## [Items from a data source]
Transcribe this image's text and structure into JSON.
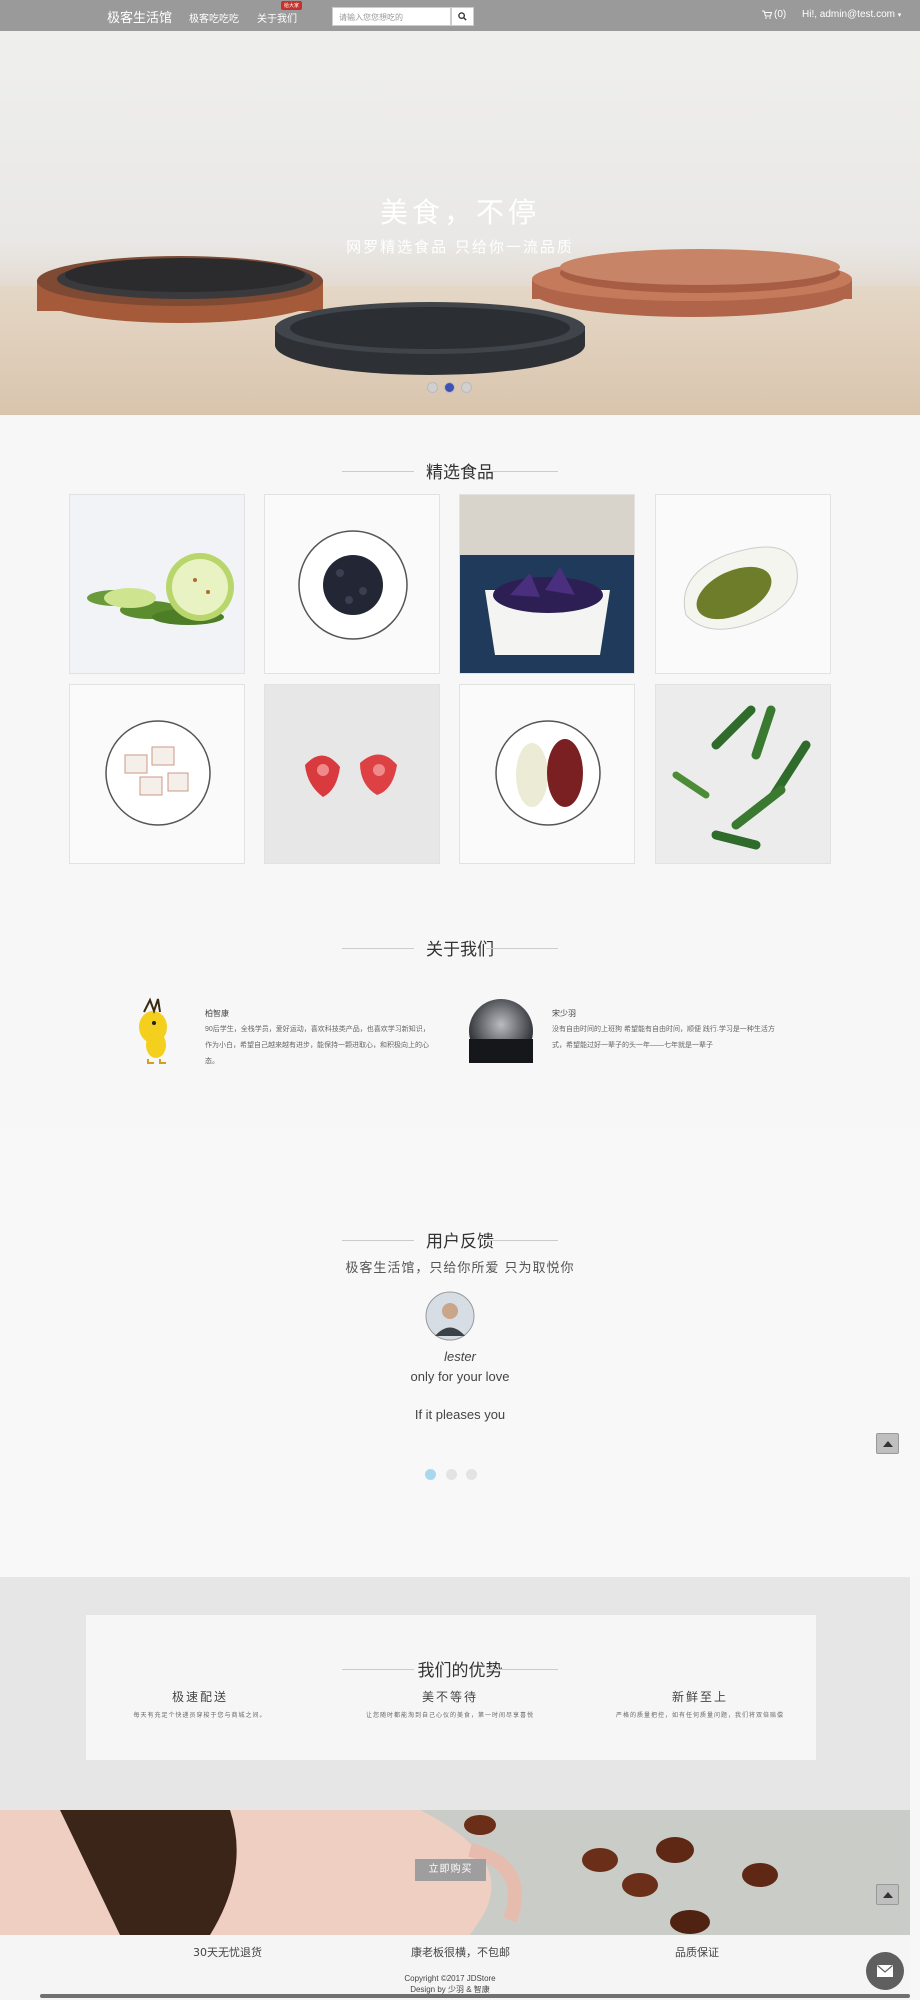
{
  "navbar": {
    "brand": "极客生活馆",
    "links": [
      "极客吃吃吃",
      "关于我们"
    ],
    "badge": "给大家",
    "search_placeholder": "请输入您您想吃的",
    "cart": "(0)",
    "user": "Hi!, admin@test.com"
  },
  "hero": {
    "title": "美食，不停",
    "subtitle": "网罗精选食品 只给你一流品质",
    "active_slide": 2,
    "slide_count": 3
  },
  "products": {
    "title": "精选食品"
  },
  "about": {
    "title": "关于我们",
    "members": [
      {
        "name": "柏智康",
        "desc": "90后学生，全栈学员，爱好运动，喜欢科技类产品，也喜欢学习新知识，作为小白，希望自己越来越有进步，能保持一颗进取心，和积极向上的心态。"
      },
      {
        "name": "宋少羽",
        "desc": "没有自由时间的上班狗 希望能有自由时间，顺便 践行.学习是一种生活方式，希望能过好一辈子的头一年——七年就是一辈子"
      }
    ]
  },
  "feedback": {
    "title": "用户反馈",
    "subtitle": "极客生活馆，只给你所爱 只为取悦你",
    "name": "lester",
    "line1": "only for your love",
    "line2": "If it pleases you",
    "active_dot": 1,
    "dot_count": 3
  },
  "advantages": {
    "title": "我们的优势",
    "items": [
      {
        "title": "极速配送",
        "desc": "每天有充足个快递员穿梭于您与商城之间。"
      },
      {
        "title": "美不等待",
        "desc": "让您随时都能淘到自己心仪的美食，第一时间尽享喜悦"
      },
      {
        "title": "新鲜至上",
        "desc": "严格的质量把控，如有任何质量问题，我们将双倍赔偿"
      }
    ]
  },
  "banner": {
    "button": "立即购买"
  },
  "footer": {
    "items": [
      "30天无忧退货",
      "康老板很横，不包邮",
      "品质保证"
    ],
    "copyright": "Copyright ©2017 JDStore",
    "design": "Design by 少羽 & 智康"
  }
}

## [Stated exercise]
Repeat all the data as it stands, dropping any images it holds.

## [Final answer]
Transcribe this image's text and structure into JSON.
{
  "navbar": {
    "brand": "极客生活馆",
    "links": [
      "极客吃吃吃",
      "关于我们"
    ],
    "badge": "给大家",
    "search_placeholder": "请输入您您想吃的",
    "cart": "(0)",
    "user": "Hi!, admin@test.com"
  },
  "hero": {
    "title": "美食，不停",
    "subtitle": "网罗精选食品 只给你一流品质",
    "active_slide": 2,
    "slide_count": 3
  },
  "products": {
    "title": "精选食品"
  },
  "about": {
    "title": "关于我们",
    "members": [
      {
        "name": "柏智康",
        "desc": "90后学生，全栈学员，爱好运动，喜欢科技类产品，也喜欢学习新知识，作为小白，希望自己越来越有进步，能保持一颗进取心，和积极向上的心态。"
      },
      {
        "name": "宋少羽",
        "desc": "没有自由时间的上班狗 希望能有自由时间，顺便 践行.学习是一种生活方式，希望能过好一辈子的头一年——七年就是一辈子"
      }
    ]
  },
  "feedback": {
    "title": "用户反馈",
    "subtitle": "极客生活馆，只给你所爱 只为取悦你",
    "name": "lester",
    "line1": "only for your love",
    "line2": "If it pleases you",
    "active_dot": 1,
    "dot_count": 3
  },
  "advantages": {
    "title": "我们的优势",
    "items": [
      {
        "title": "极速配送",
        "desc": "每天有充足个快递员穿梭于您与商城之间。"
      },
      {
        "title": "美不等待",
        "desc": "让您随时都能淘到自己心仪的美食，第一时间尽享喜悦"
      },
      {
        "title": "新鲜至上",
        "desc": "严格的质量把控，如有任何质量问题，我们将双倍赔偿"
      }
    ]
  },
  "banner": {
    "button": "立即购买"
  },
  "footer": {
    "items": [
      "30天无忧退货",
      "康老板很横，不包邮",
      "品质保证"
    ],
    "copyright": "Copyright ©2017 JDStore",
    "design": "Design by 少羽 & 智康"
  }
}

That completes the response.